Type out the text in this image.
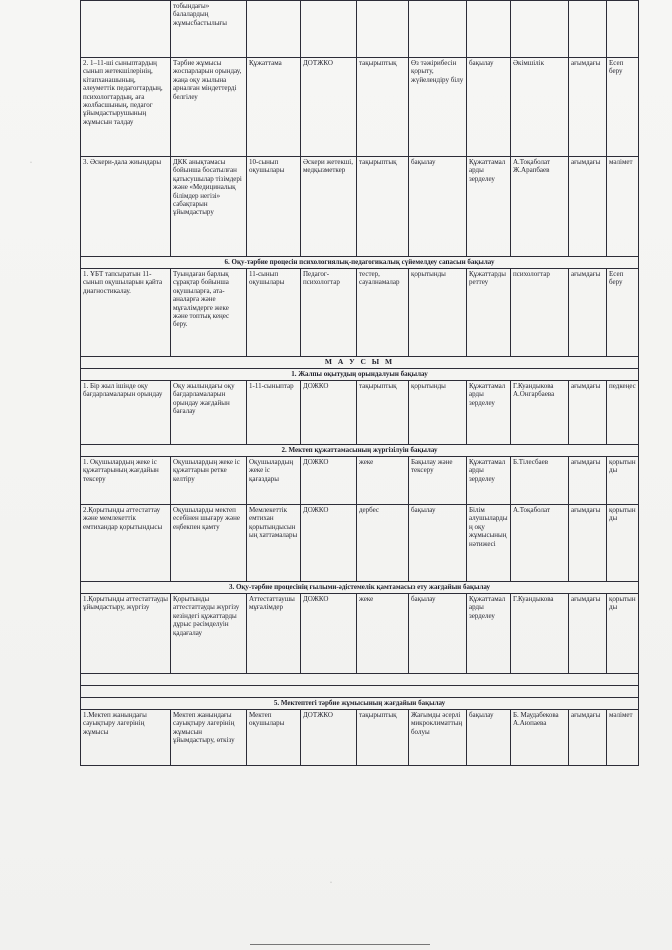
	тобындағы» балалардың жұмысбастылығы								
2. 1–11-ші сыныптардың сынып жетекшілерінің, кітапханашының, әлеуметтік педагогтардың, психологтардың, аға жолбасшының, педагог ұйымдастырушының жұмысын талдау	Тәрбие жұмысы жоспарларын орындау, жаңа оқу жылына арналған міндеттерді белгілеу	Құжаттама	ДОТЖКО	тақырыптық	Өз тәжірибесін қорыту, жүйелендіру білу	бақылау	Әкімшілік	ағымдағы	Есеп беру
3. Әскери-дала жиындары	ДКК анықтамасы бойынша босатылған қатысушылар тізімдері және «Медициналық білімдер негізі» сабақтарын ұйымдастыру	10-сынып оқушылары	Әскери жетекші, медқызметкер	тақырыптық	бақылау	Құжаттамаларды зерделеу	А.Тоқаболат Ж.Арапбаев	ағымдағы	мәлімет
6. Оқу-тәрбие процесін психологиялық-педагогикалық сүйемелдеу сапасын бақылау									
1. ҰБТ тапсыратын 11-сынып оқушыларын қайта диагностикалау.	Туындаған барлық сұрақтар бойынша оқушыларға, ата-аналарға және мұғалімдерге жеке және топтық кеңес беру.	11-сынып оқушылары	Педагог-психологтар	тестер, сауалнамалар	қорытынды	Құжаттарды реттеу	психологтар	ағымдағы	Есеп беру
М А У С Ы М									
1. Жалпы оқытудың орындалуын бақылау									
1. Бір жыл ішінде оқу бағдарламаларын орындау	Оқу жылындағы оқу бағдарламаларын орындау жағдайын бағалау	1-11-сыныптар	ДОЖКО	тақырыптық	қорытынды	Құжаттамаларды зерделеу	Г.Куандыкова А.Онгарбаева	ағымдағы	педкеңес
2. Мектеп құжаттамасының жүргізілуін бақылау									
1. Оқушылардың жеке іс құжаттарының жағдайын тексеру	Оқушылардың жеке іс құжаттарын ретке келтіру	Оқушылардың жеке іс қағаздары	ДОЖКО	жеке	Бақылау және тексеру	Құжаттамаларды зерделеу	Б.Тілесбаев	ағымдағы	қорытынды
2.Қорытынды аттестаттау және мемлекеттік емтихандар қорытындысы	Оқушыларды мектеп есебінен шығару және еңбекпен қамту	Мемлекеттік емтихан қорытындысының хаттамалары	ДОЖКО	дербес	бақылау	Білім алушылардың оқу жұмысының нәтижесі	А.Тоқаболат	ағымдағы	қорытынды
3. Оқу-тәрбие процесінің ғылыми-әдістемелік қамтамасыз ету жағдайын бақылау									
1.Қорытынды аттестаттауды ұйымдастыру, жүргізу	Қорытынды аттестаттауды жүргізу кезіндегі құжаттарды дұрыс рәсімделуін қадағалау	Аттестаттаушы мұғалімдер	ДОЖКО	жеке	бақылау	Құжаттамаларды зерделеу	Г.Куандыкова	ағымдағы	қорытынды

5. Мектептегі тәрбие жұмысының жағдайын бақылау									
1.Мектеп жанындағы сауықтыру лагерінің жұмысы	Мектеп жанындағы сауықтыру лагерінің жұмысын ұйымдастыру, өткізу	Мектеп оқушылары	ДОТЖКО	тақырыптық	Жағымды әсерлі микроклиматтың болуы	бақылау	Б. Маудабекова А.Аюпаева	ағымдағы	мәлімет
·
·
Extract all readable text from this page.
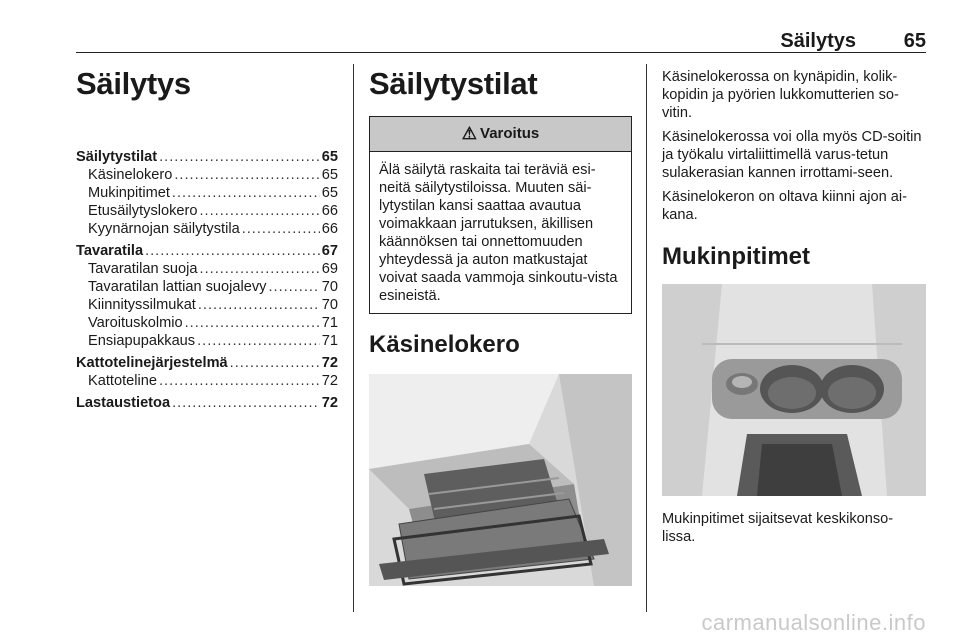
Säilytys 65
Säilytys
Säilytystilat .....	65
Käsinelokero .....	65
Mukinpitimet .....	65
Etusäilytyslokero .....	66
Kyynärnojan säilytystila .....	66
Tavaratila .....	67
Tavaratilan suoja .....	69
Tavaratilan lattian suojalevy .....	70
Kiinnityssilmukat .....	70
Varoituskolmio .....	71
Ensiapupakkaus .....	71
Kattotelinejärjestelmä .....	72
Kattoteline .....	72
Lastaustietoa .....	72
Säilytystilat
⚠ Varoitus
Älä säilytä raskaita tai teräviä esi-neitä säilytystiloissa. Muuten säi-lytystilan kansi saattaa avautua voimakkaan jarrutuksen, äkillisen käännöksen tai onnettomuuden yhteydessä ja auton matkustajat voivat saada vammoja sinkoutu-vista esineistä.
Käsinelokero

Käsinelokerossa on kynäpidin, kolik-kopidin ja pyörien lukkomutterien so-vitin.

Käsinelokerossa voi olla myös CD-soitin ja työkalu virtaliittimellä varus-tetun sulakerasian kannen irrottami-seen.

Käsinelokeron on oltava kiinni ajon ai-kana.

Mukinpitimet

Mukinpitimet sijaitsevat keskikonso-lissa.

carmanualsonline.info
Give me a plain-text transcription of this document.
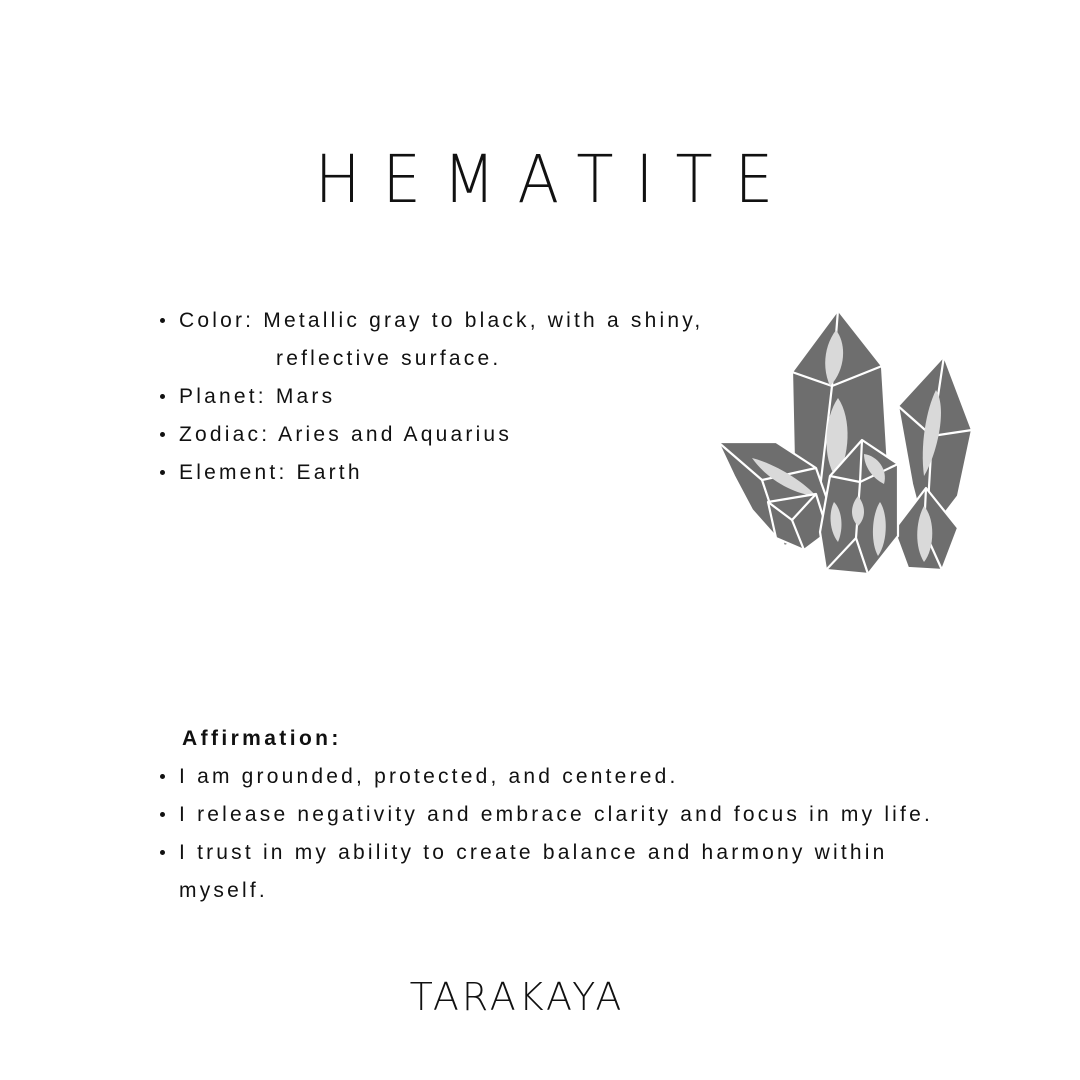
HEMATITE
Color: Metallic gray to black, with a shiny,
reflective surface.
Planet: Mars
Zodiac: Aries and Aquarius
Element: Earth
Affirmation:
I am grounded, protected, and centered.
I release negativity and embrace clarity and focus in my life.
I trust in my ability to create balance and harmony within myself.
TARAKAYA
※ ※ ※
Retype exactly the lines from the one containing "Give me a plain-text" through the last line of the records above, both included, and leave out any pictures.

▸ **TASK RESPONSE**
Give me a plain-text transcription of this document.
HEMATITE
Color: Metallic gray to black, with a shiny,
reflective surface.
Planet: Mars
Zodiac: Aries and Aquarius
Element: Earth
Affirmation:
I am grounded, protected, and centered.
I release negativity and embrace clarity and focus in my life.
I trust in my ability to create balance and harmony within myself.
TARAKAYA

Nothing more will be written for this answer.